= Exercise materials =
=-=-=
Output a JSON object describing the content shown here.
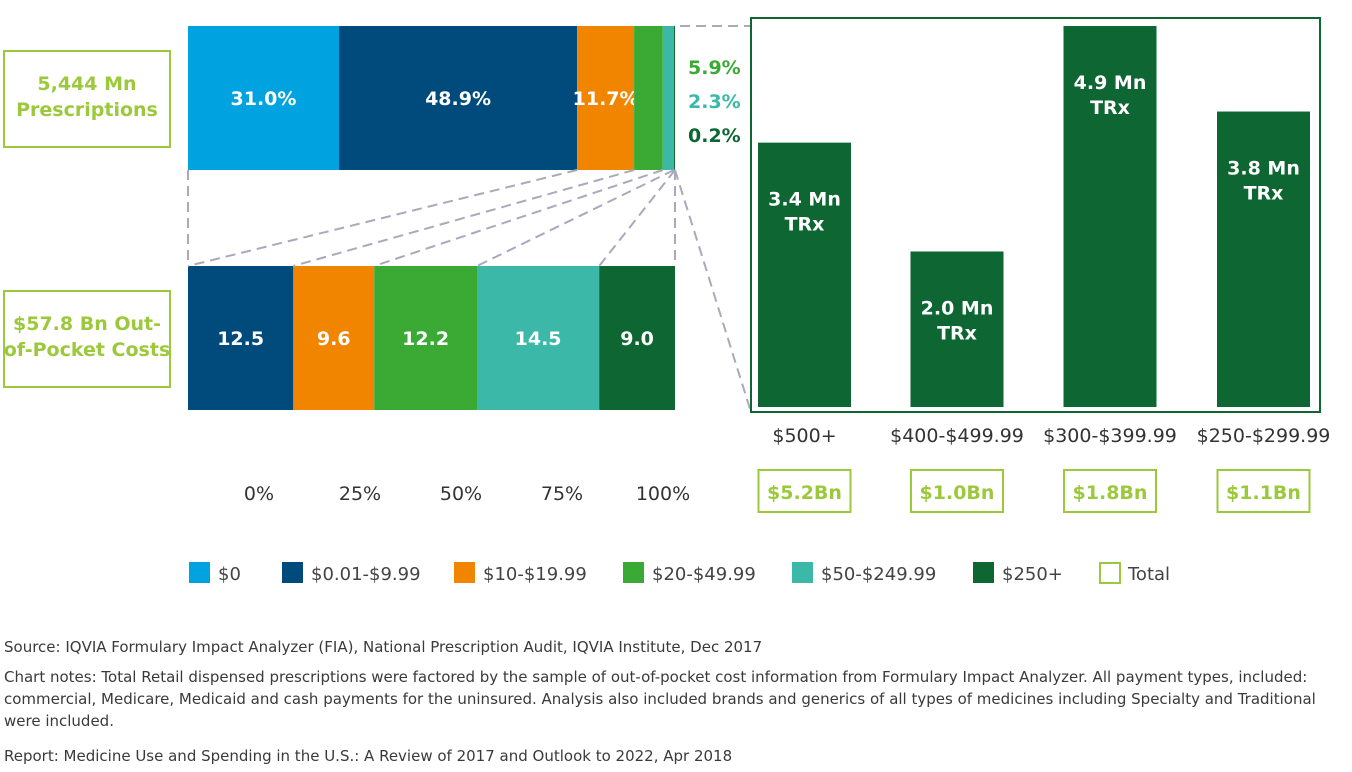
{
  "chart_data": {
    "type": "bar",
    "colors": {
      "$0": "#00a3e0",
      "$0.01-$9.99": "#004b7c",
      "$10-$19.99": "#f28500",
      "$20-$49.99": "#3aaa35",
      "$50-$249.99": "#3bb8a8",
      "$250+": "#0e6632",
      "Total": "#9cc83c"
    },
    "stacked": {
      "type": "stacked_bar_horizontal",
      "rows": [
        {
          "label": "5,444 Mn Prescriptions",
          "values": [
            31.0,
            48.9,
            11.7,
            5.9,
            2.3,
            0.2
          ],
          "labels": [
            "31.0%",
            "48.9%",
            "11.7%",
            "5.9%",
            "2.3%",
            "0.2%"
          ],
          "outside_labels": [
            "5.9%",
            "2.3%",
            "0.2%"
          ]
        },
        {
          "label": "$57.8 Bn Out-of-Pocket Costs",
          "values": [
            0,
            12.5,
            9.6,
            12.2,
            14.5,
            9.0
          ],
          "labels": [
            "",
            "12.5",
            "9.6",
            "12.2",
            "14.5",
            "9.0"
          ]
        }
      ],
      "xticks": [
        "0%",
        "25%",
        "50%",
        "75%",
        "100%"
      ]
    },
    "detail": {
      "type": "bar",
      "categories": [
        "$500+",
        "$400-$499.99",
        "$300-$399.99",
        "$250-$299.99"
      ],
      "values": [
        3.4,
        2.0,
        4.9,
        3.8
      ],
      "bar_labels": [
        "3.4 Mn TRx",
        "2.0 Mn TRx",
        "4.9 Mn TRx",
        "3.8 Mn TRx"
      ],
      "totals": [
        "$5.2Bn",
        "$1.0Bn",
        "$1.8Bn",
        "$1.1Bn"
      ]
    },
    "legend": [
      "$0",
      "$0.01-$9.99",
      "$10-$19.99",
      "$20-$49.99",
      "$50-$249.99",
      "$250+",
      "Total"
    ]
  },
  "notes": {
    "source": "Source: IQVIA Formulary Impact Analyzer (FIA), National Prescription Audit, IQVIA Institute, Dec 2017",
    "chart_notes": "Chart notes: Total Retail dispensed prescriptions were factored by the sample of out-of-pocket cost information from Formulary Impact Analyzer. All payment types, included: commercial, Medicare, Medicaid and cash payments for the uninsured. Analysis also included brands and generics of all types of medicines including Specialty and Traditional were included.",
    "report": "Report: Medicine Use and Spending in the U.S.: A Review of 2017 and Outlook to 2022, Apr 2018"
  }
}
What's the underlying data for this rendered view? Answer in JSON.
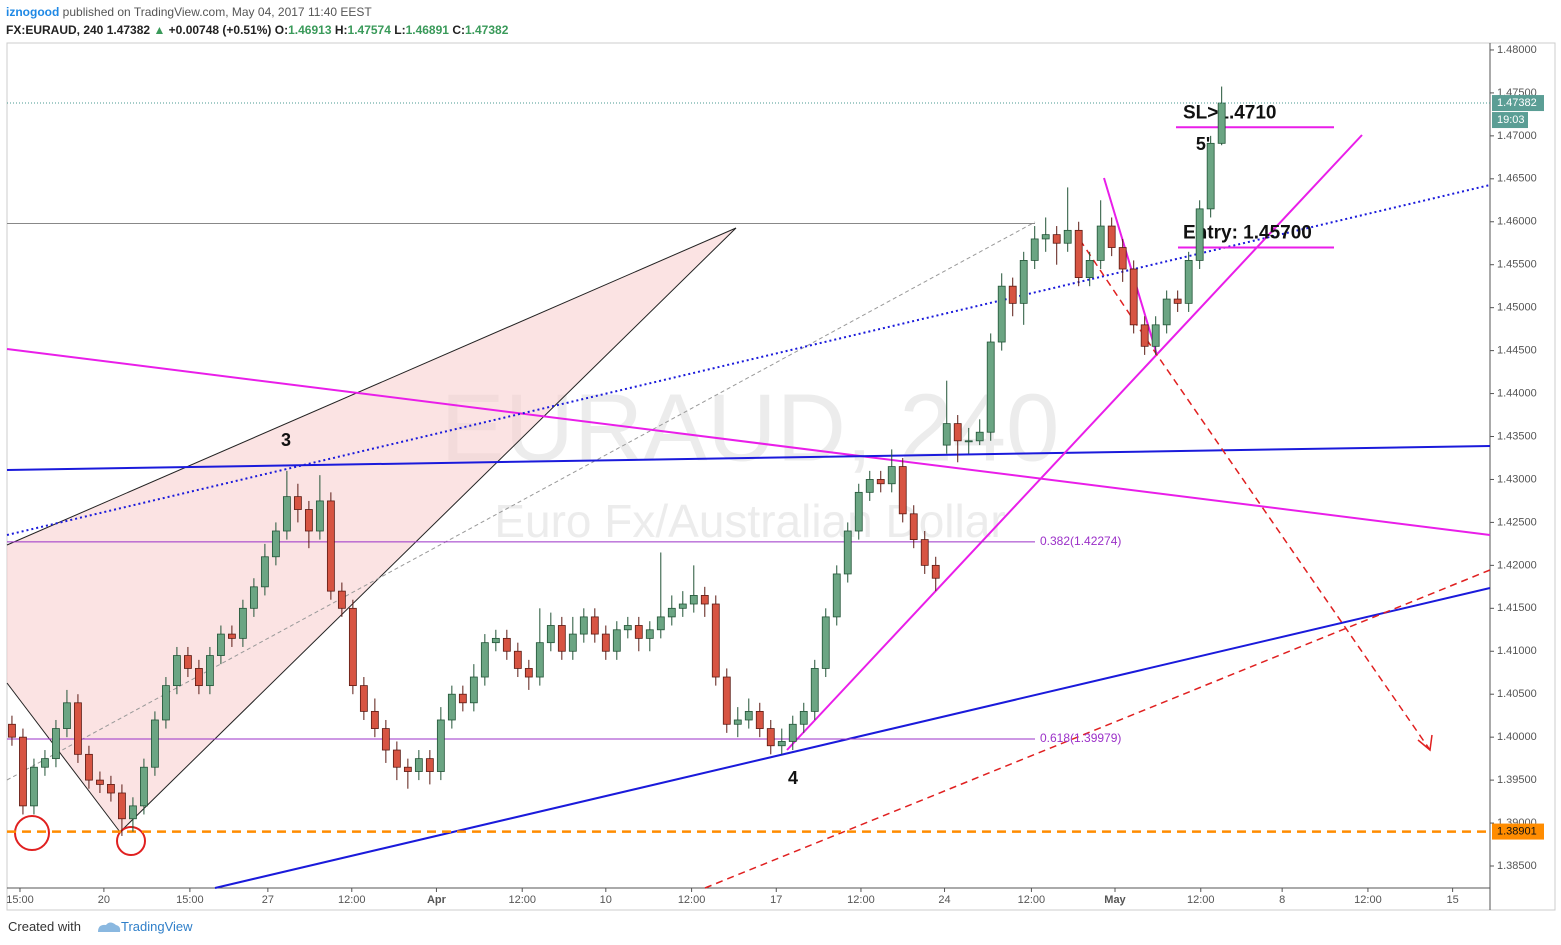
{
  "header": {
    "author": "iznogood",
    "published": "published on TradingView.com, May 04, 2017 11:40 EEST",
    "symbol": "FX:EURAUD, 240",
    "change": "+0.00748 (+0.51%)",
    "o": "O:",
    "h": "H:",
    "l": "L:",
    "c": "C:"
  },
  "footer": {
    "created": "Created with",
    "brand": "TradingView"
  },
  "chart_data": {
    "type": "candlestick",
    "watermark": "EURAUD, 240",
    "subtitle": "Euro Fx/Australian Dollar",
    "annotations": [
      "3",
      "4",
      "5'"
    ],
    "countdown": "19:03",
    "up_color": "#6ba583",
    "down_color": "#d75442",
    "ylim": [
      1.38244,
      1.48081
    ],
    "yticks": [
      {
        "value": 1.385,
        "label": "1.38500"
      },
      {
        "value": 1.39,
        "label": "1.39000"
      },
      {
        "value": 1.395,
        "label": "1.39500"
      },
      {
        "value": 1.4,
        "label": "1.40000"
      },
      {
        "value": 1.405,
        "label": "1.40500"
      },
      {
        "value": 1.41,
        "label": "1.41000"
      },
      {
        "value": 1.415,
        "label": "1.41500"
      },
      {
        "value": 1.42,
        "label": "1.42000"
      },
      {
        "value": 1.425,
        "label": "1.42500"
      },
      {
        "value": 1.43,
        "label": "1.43000"
      },
      {
        "value": 1.435,
        "label": "1.43500"
      },
      {
        "value": 1.44,
        "label": "1.44000"
      },
      {
        "value": 1.445,
        "label": "1.44500"
      },
      {
        "value": 1.45,
        "label": "1.45000"
      },
      {
        "value": 1.455,
        "label": "1.45500"
      },
      {
        "value": 1.46,
        "label": "1.46000"
      },
      {
        "value": 1.465,
        "label": "1.46500"
      },
      {
        "value": 1.47,
        "label": "1.47000"
      },
      {
        "value": 1.475,
        "label": "1.47500"
      },
      {
        "value": 1.48,
        "label": "1.48000"
      }
    ],
    "xlim": [
      -0.45,
      134.4
    ],
    "xticks": [
      {
        "value": 0.73,
        "label": "15:00"
      },
      {
        "value": 8.36,
        "label": "20"
      },
      {
        "value": 16.18,
        "label": "15:00"
      },
      {
        "value": 23.27,
        "label": "27"
      },
      {
        "value": 30.9,
        "label": "12:00"
      },
      {
        "value": 38.6,
        "label": "Apr"
      },
      {
        "value": 46.4,
        "label": "12:00"
      },
      {
        "value": 54,
        "label": "10"
      },
      {
        "value": 61.8,
        "label": "12:00"
      },
      {
        "value": 69.5,
        "label": "17"
      },
      {
        "value": 77.2,
        "label": "12:00"
      },
      {
        "value": 84.8,
        "label": "24"
      },
      {
        "value": 92.7,
        "label": "12:00"
      },
      {
        "value": 100.3,
        "label": "May"
      },
      {
        "value": 108.1,
        "label": "12:00"
      },
      {
        "value": 115.5,
        "label": "8"
      },
      {
        "value": 123.3,
        "label": "12:00"
      },
      {
        "value": 131,
        "label": "15"
      }
    ],
    "levels": [
      {
        "value": 1.4598,
        "color": "#888888"
      },
      {
        "value": 1.42274,
        "label": "0.382(1.42274)",
        "color": "#9b30c8"
      },
      {
        "value": 1.39979,
        "label": "0.618(1.39979)",
        "color": "#9b30c8"
      },
      {
        "value": 1.457,
        "label": "Entry: 1.45700",
        "color": "#e91ee9"
      },
      {
        "value": 1.471,
        "label": "SL>1.4710",
        "color": "#e91ee9"
      },
      {
        "value": 1.38901,
        "color": "#ff8c00"
      }
    ],
    "open": [
      1.4015,
      1.4,
      1.392,
      1.3965,
      1.3975,
      1.401,
      1.404,
      1.398,
      1.395,
      1.3945,
      1.3935,
      1.3905,
      1.392,
      1.3965,
      1.402,
      1.406,
      1.4095,
      1.408,
      1.406,
      1.4095,
      1.412,
      1.4115,
      1.415,
      1.4175,
      1.421,
      1.424,
      1.428,
      1.4265,
      1.424,
      1.4275,
      1.417,
      1.415,
      1.406,
      1.403,
      1.401,
      1.3985,
      1.3965,
      1.396,
      1.3975,
      1.396,
      1.402,
      1.405,
      1.404,
      1.407,
      1.411,
      1.4115,
      1.41,
      1.408,
      1.407,
      1.411,
      1.413,
      1.41,
      1.412,
      1.414,
      1.412,
      1.41,
      1.4125,
      1.413,
      1.4115,
      1.4125,
      1.414,
      1.415,
      1.4155,
      1.4165,
      1.4155,
      1.407,
      1.4015,
      1.402,
      1.403,
      1.401,
      1.399,
      1.3995,
      1.4015,
      1.403,
      1.408,
      1.414,
      1.419,
      1.424,
      1.4285,
      1.43,
      1.4295,
      1.4315,
      1.426,
      1.423,
      1.42,
      1.434,
      1.4365,
      1.4345,
      1.4345,
      1.4355,
      1.446,
      1.4525,
      1.4505,
      1.4555,
      1.458,
      1.4585,
      1.4575,
      1.459,
      1.4535,
      1.4555,
      1.4595,
      1.457,
      1.4545,
      1.448,
      1.4455,
      1.448,
      1.451,
      1.4505,
      1.4555,
      1.4615,
      1.46913
    ],
    "high": [
      1.4025,
      1.401,
      1.3975,
      1.3985,
      1.402,
      1.4055,
      1.405,
      1.399,
      1.396,
      1.3955,
      1.3945,
      1.393,
      1.3975,
      1.403,
      1.407,
      1.4105,
      1.4105,
      1.409,
      1.4105,
      1.413,
      1.413,
      1.416,
      1.4185,
      1.4225,
      1.425,
      1.431,
      1.4295,
      1.4275,
      1.4305,
      1.4285,
      1.418,
      1.416,
      1.407,
      1.4045,
      1.402,
      1.3995,
      1.3975,
      1.3985,
      1.3985,
      1.4035,
      1.406,
      1.406,
      1.4085,
      1.412,
      1.4125,
      1.4125,
      1.411,
      1.409,
      1.415,
      1.4145,
      1.414,
      1.414,
      1.415,
      1.415,
      1.413,
      1.4135,
      1.414,
      1.414,
      1.4135,
      1.4215,
      1.4165,
      1.417,
      1.42,
      1.4175,
      1.4165,
      1.408,
      1.4035,
      1.4045,
      1.404,
      1.402,
      1.401,
      1.4025,
      1.404,
      1.409,
      1.415,
      1.42,
      1.425,
      1.4295,
      1.431,
      1.431,
      1.4335,
      1.4325,
      1.427,
      1.424,
      1.421,
      1.4415,
      1.4375,
      1.436,
      1.437,
      1.447,
      1.454,
      1.4535,
      1.4565,
      1.4595,
      1.4605,
      1.4595,
      1.464,
      1.46,
      1.4565,
      1.4625,
      1.4605,
      1.458,
      1.4555,
      1.449,
      1.449,
      1.452,
      1.452,
      1.4565,
      1.4625,
      1.47,
      1.47574
    ],
    "low": [
      1.399,
      1.391,
      1.391,
      1.3955,
      1.3965,
      1.4,
      1.397,
      1.394,
      1.3935,
      1.3925,
      1.3885,
      1.389,
      1.391,
      1.3955,
      1.401,
      1.405,
      1.407,
      1.405,
      1.405,
      1.4085,
      1.4105,
      1.4105,
      1.414,
      1.4165,
      1.42,
      1.423,
      1.425,
      1.422,
      1.423,
      1.416,
      1.414,
      1.405,
      1.402,
      1.4,
      1.397,
      1.395,
      1.394,
      1.395,
      1.3945,
      1.395,
      1.401,
      1.403,
      1.403,
      1.406,
      1.41,
      1.409,
      1.407,
      1.4055,
      1.406,
      1.41,
      1.409,
      1.409,
      1.411,
      1.411,
      1.409,
      1.409,
      1.4115,
      1.41,
      1.41,
      1.4115,
      1.413,
      1.414,
      1.4145,
      1.414,
      1.406,
      1.4005,
      1.4,
      1.401,
      1.4,
      1.398,
      1.398,
      1.3985,
      1.4005,
      1.402,
      1.407,
      1.413,
      1.418,
      1.423,
      1.4275,
      1.4285,
      1.4285,
      1.425,
      1.422,
      1.419,
      1.417,
      1.433,
      1.432,
      1.433,
      1.434,
      1.4345,
      1.445,
      1.449,
      1.448,
      1.4545,
      1.4565,
      1.455,
      1.4565,
      1.4525,
      1.4525,
      1.4545,
      1.456,
      1.453,
      1.447,
      1.4445,
      1.4445,
      1.447,
      1.4495,
      1.4495,
      1.4545,
      1.4605,
      1.46891
    ],
    "close": [
      1.4,
      1.392,
      1.3965,
      1.3975,
      1.401,
      1.404,
      1.398,
      1.395,
      1.3945,
      1.3935,
      1.3905,
      1.392,
      1.3965,
      1.402,
      1.406,
      1.4095,
      1.408,
      1.406,
      1.4095,
      1.412,
      1.4115,
      1.415,
      1.4175,
      1.421,
      1.424,
      1.428,
      1.4265,
      1.424,
      1.4275,
      1.417,
      1.415,
      1.406,
      1.403,
      1.401,
      1.3985,
      1.3965,
      1.396,
      1.3975,
      1.396,
      1.402,
      1.405,
      1.404,
      1.407,
      1.411,
      1.4115,
      1.41,
      1.408,
      1.407,
      1.411,
      1.413,
      1.41,
      1.412,
      1.414,
      1.412,
      1.41,
      1.4125,
      1.413,
      1.4115,
      1.4125,
      1.414,
      1.415,
      1.4155,
      1.4165,
      1.4155,
      1.407,
      1.4015,
      1.402,
      1.403,
      1.401,
      1.399,
      1.3995,
      1.4015,
      1.403,
      1.408,
      1.414,
      1.419,
      1.424,
      1.4285,
      1.43,
      1.4295,
      1.4315,
      1.426,
      1.423,
      1.42,
      1.4185,
      1.4365,
      1.4345,
      1.4345,
      1.4355,
      1.446,
      1.4525,
      1.4505,
      1.4555,
      1.458,
      1.4585,
      1.4575,
      1.459,
      1.4535,
      1.4555,
      1.4595,
      1.457,
      1.4545,
      1.448,
      1.4455,
      1.448,
      1.451,
      1.4505,
      1.4555,
      1.4615,
      1.46913,
      1.47382
    ]
  }
}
=-=-=
= Task statement =
Among the entries above, identify all lines with "Analyzer" and copy them.

= Written solution =
    "source": "Source: IQVIA Formulary Impact Analyzer (FIA), National Prescription Audit, IQVIA Institute, Dec 2017",
    "chart_notes": "Chart notes: Total Retail dispensed prescriptions were factored by the sample of out-of-pocket cost information from Formulary Impact Analyzer. All payment types, included: commercial, Medicare, Medicaid and cash payments for the uninsured. Analysis also included brands and generics of all types of medicines including Specialty and Traditional were included.",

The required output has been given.